> [Objective]:
The records that follow must be reproduced in full, exactly as written.

> [Items]:
<<<<

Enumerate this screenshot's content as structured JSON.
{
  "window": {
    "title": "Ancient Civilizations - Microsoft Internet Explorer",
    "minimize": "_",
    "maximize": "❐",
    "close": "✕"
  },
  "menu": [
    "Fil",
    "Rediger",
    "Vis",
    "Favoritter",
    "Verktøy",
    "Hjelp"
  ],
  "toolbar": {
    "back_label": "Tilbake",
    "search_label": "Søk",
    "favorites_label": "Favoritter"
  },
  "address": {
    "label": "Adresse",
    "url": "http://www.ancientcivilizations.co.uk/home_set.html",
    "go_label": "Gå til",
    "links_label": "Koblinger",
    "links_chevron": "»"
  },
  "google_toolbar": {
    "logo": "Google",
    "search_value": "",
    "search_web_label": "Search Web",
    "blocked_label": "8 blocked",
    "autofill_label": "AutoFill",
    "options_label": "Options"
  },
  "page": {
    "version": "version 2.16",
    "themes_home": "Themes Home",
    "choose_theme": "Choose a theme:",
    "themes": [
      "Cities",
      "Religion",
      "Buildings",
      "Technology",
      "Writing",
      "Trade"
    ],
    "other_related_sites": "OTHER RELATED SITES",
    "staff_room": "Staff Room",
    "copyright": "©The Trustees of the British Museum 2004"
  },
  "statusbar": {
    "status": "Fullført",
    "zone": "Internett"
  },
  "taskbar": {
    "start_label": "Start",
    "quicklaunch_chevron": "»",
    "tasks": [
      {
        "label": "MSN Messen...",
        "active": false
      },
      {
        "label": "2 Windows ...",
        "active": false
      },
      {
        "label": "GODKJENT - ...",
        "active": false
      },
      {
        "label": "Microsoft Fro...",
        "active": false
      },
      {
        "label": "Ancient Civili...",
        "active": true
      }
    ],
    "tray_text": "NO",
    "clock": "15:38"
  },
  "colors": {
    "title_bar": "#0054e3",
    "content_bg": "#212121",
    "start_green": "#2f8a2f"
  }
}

>>>>

> [Task answer]:
Enumerate this screenshot's content as structured JSON.
{
  "window": {
    "title": "Ancient Civilizations - Microsoft Internet Explorer",
    "minimize": "_",
    "maximize": "❐",
    "close": "✕"
  },
  "menu": [
    "Fil",
    "Rediger",
    "Vis",
    "Favoritter",
    "Verktøy",
    "Hjelp"
  ],
  "toolbar": {
    "back_label": "Tilbake",
    "search_label": "Søk",
    "favorites_label": "Favoritter"
  },
  "address": {
    "label": "Adresse",
    "url": "http://www.ancientcivilizations.co.uk/home_set.html",
    "go_label": "Gå til",
    "links_label": "Koblinger",
    "links_chevron": "»"
  },
  "google_toolbar": {
    "logo": "Google",
    "search_value": "",
    "search_web_label": "Search Web",
    "blocked_label": "8 blocked",
    "autofill_label": "AutoFill",
    "options_label": "Options"
  },
  "page": {
    "version": "version 2.16",
    "themes_home": "Themes Home",
    "choose_theme": "Choose a theme:",
    "themes": [
      "Cities",
      "Religion",
      "Buildings",
      "Technology",
      "Writing",
      "Trade"
    ],
    "other_related_sites": "OTHER RELATED SITES",
    "staff_room": "Staff Room",
    "copyright": "©The Trustees of the British Museum 2004"
  },
  "statusbar": {
    "status": "Fullført",
    "zone": "Internett"
  },
  "taskbar": {
    "start_label": "Start",
    "quicklaunch_chevron": "»",
    "tasks": [
      {
        "label": "MSN Messen...",
        "active": false
      },
      {
        "label": "2 Windows ...",
        "active": false
      },
      {
        "label": "GODKJENT - ...",
        "active": false
      },
      {
        "label": "Microsoft Fro...",
        "active": false
      },
      {
        "label": "Ancient Civili...",
        "active": true
      }
    ],
    "tray_text": "NO",
    "clock": "15:38"
  },
  "colors": {
    "title_bar": "#0054e3",
    "content_bg": "#212121",
    "start_green": "#2f8a2f"
  }
}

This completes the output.